━━ ITEMS

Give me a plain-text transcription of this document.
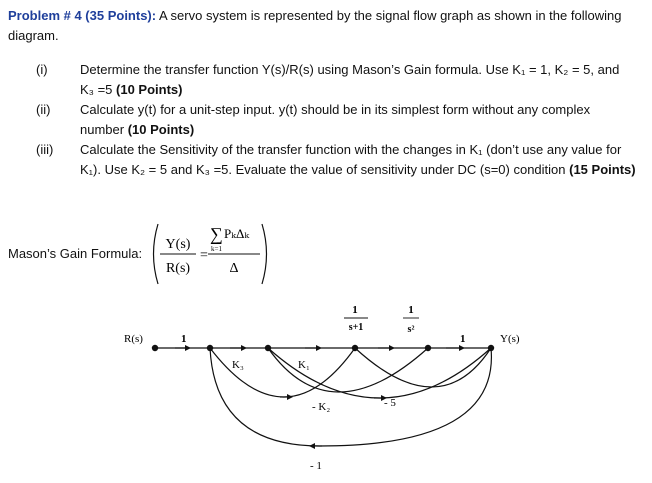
Problem # 4 (35 Points): A servo system is represented by the signal flow graph as shown in the following diagram.
(i)	Determine the transfer function Y(s)/R(s) using Mason’s Gain formula. Use K₁ = 1, K₂ = 5, and K₃ =5 (10 Points)
(ii)	Calculate y(t) for a unit-step input. y(t) should be in its simplest form without any complex number (10 Points)
(iii)	Calculate the Sensitivity of the transfer function with the changes in K₁ (don’t use any value for K₁). Use K₂ = 5 and K₃ =5. Evaluate the value of sensitivity under DC (s=0) condition (15 Points)
Mason’s Gain Formula:
Y(s)
R(s)
=
∑ PₖΔₖ
k=1
Δ
R(s)	Y(s)
1	1
1
s+1
1
s²
K₃	K₁
- K₂	- 5
- 1
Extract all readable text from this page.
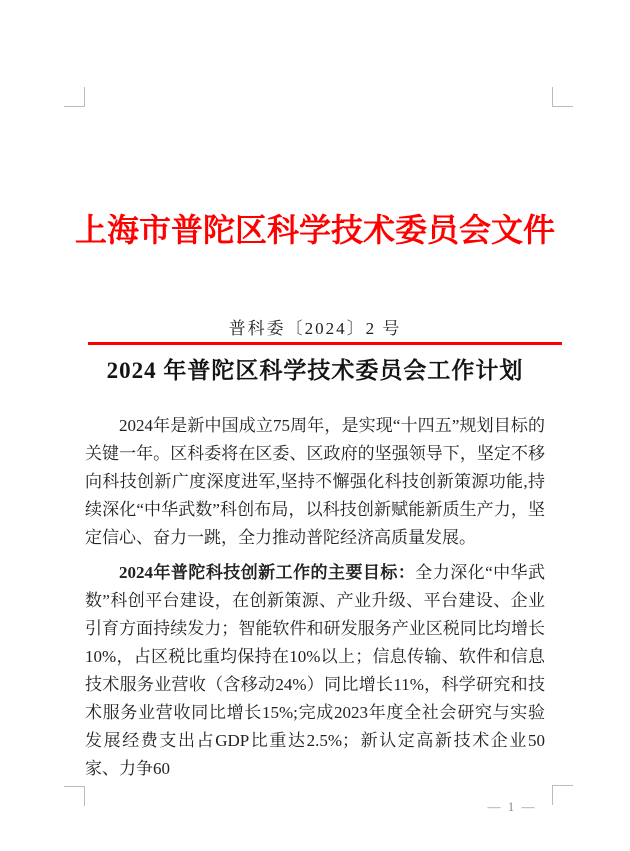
上海市普陀区科学技术委员会文件
普科委〔2024〕2 号
2024 年普陀区科学技术委员会工作计划

2024年是新中国成立75周年，是实现“十四五”规划目标的关键一年。区科委将在区委、区政府的坚强领导下，坚定不移向科技创新广度深度进军,坚持不懈强化科技创新策源功能,持续深化“中华武数”科创布局，以科技创新赋能新质生产力，坚定信心、奋力一跳，全力推动普陀经济高质量发展。

2024年普陀科技创新工作的主要目标：全力深化“中华武数”科创平台建设，在创新策源、产业升级、平台建设、企业引育方面持续发力；智能软件和研发服务产业区税同比均增长10%，占区税比重均保持在10%以上；信息传输、软件和信息技术服务业营收（含移动24%）同比增长11%，科学研究和技术服务业营收同比增长15%;完成2023年度全社会研究与实验发展经费支出占GDP比重达2.5%；新认定高新技术企业50家、力争60

— 1 —
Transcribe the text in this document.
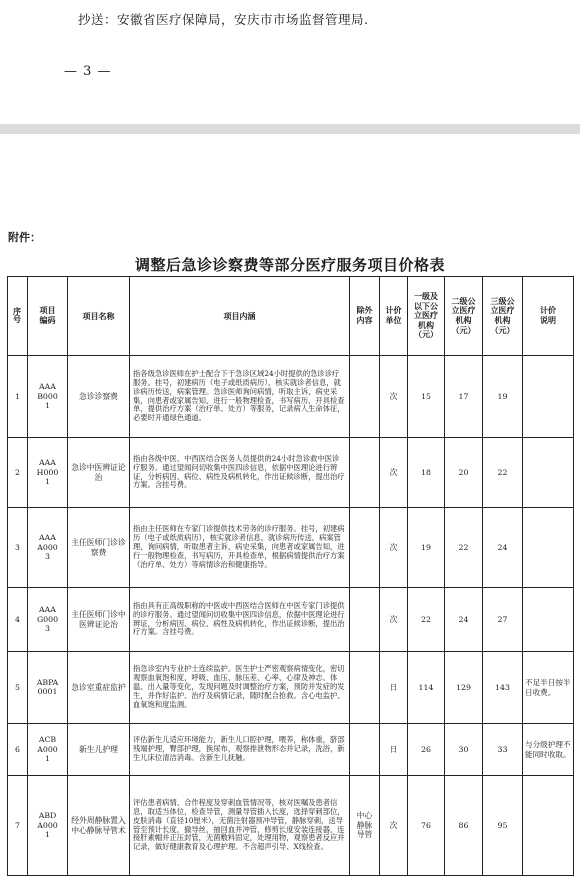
抄送：安徽省医疗保障局，安庆市市场监督管理局.
— 3 —
附件：
调整后急诊诊察费等部分医疗服务项目价格表
序号	项目编码	项目名称	项目内涵	除外内容	计价单位	一级及以下公立医疗机构（元）	二级公立医疗机构（元）	三级公立医疗机构（元）	计价说明
1	AAAB0001	急诊诊察费	指各级急诊医师在护士配合下于急诊区域24小时提供的急诊诊疗服务。挂号，初建病历（电子或纸质病历），核实就诊者信息，就诊病历传送，病案管理。急诊医师询问病情，听取主诉，病史采集，向患者或家属告知，进行一般物理检查，书写病历，开具检查单，提供治疗方案（治疗单、处方）等服务，记录病人生命体征，必要时开通绿色通道。		次	15	17	19	
2	AAAH0001	急诊中医辨证论治	指由各级中医、中西医结合医务人员提供的24小时急诊救中医诊疗服务。通过望闻问切收集中医四诊信息，依据中医理论进行辨证，分析病因、病位、病性及病机转化，作出证候诊断，提出治疗方案。含挂号费。		次	18	20	22	
3	AAAA0003	主任医师门诊诊察费	指由主任医师在专家门诊提供技术劳务的诊疗服务。挂号，初建病历（电子或纸质病历），核实就诊者信息，就诊病历传送，病案管理，询问病情，听取患者主诉，病史采集，向患者或家属告知，进行一般物理检查，书写病历，开具检查单，根据病情提供治疗方案（治疗单、处方）等病情诊治和健康指导。		次	19	22	24	
4	AAAG0003	主任医师门诊中医辨证论治	指由具有正高级职称的中医或中西医结合医师在中医专家门诊提供的诊疗服务。通过望闻问切收集中医四诊信息，依据中医理论进行辨证，分析病因、病位、病性及病机转化，作出证候诊断，提出治疗方案。含挂号费。		次	22	24	27	
5	ABPA0001	急诊室重症监护	指急诊室内专业护士连续监护。医生护士严密观察病情变化，密切观察血氧饱和度，呼吸、血压、脉压差、心率、心律及神志、体温、出入量等变化，发现问题及时调整治疗方案，预防并发症的发生，并作好监护、治疗及病情记录，随时配合抢救。含心电监护、血氧饱和度监测。		日	114	129	143	不足半日按半日收费。
6	ACBA0001	新生儿护理	评估新生儿适应环境能力，新生儿口腔护理，喂养，称体重，脐部残端护理，臀部护理，换尿布，观察排泄物形态并记录，洗浴，新生儿床位清洁消毒。含新生儿抚触。		日	26	30	33	与分级护理不能同时收取。
7	ABDA0001	经外周静脉置入中心静脉导管术	评估患者病情、合作程度及穿刺血管情况等，核对医嘱及患者信息，取适当体位，检查导管，测量导管插入长度，选择穿刺部位，皮肤消毒（直径10厘米），无菌注射器预冲导管，静脉穿刺，送导管至预计长度，撤导丝，抽回血并冲管，修剪长度安装连接器，连接肝素帽并正压封管，无菌敷料固定，处理用物，观察患者反应并记录，做好健康教育及心理护理。不含超声引导、X线检查。	中心静脉导管	次	76	86	95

━━━━

* TASK DESCRIPTION *
Return from the data every line that holds "就诊病历传送".

* EXERCISE OUTPUT *
1	AAAB0001	急诊诊察费	指各级急诊医师在护士配合下于急诊区域24小时提供的急诊诊疗服务。挂号，初建病历（电子或纸质病历），核实就诊者信息，就诊病历传送，病案管理。急诊医师询问病情，听取主诉，病史采集，向患者或家属告知，进行一般物理检查，书写病历，开具检查单，提供治疗方案（治疗单、处方）等服务，记录病人生命体征，必要时开通绿色通道。		次	15	17	19	
3	AAAA0003	主任医师门诊诊察费	指由主任医师在专家门诊提供技术劳务的诊疗服务。挂号，初建病历（电子或纸质病历），核实就诊者信息，就诊病历传送，病案管理，询问病情，听取患者主诉，病史采集，向患者或家属告知，进行一般物理检查，书写病历，开具检查单，根据病情提供治疗方案（治疗单、处方）等病情诊治和健康指导。		次	19	22	24	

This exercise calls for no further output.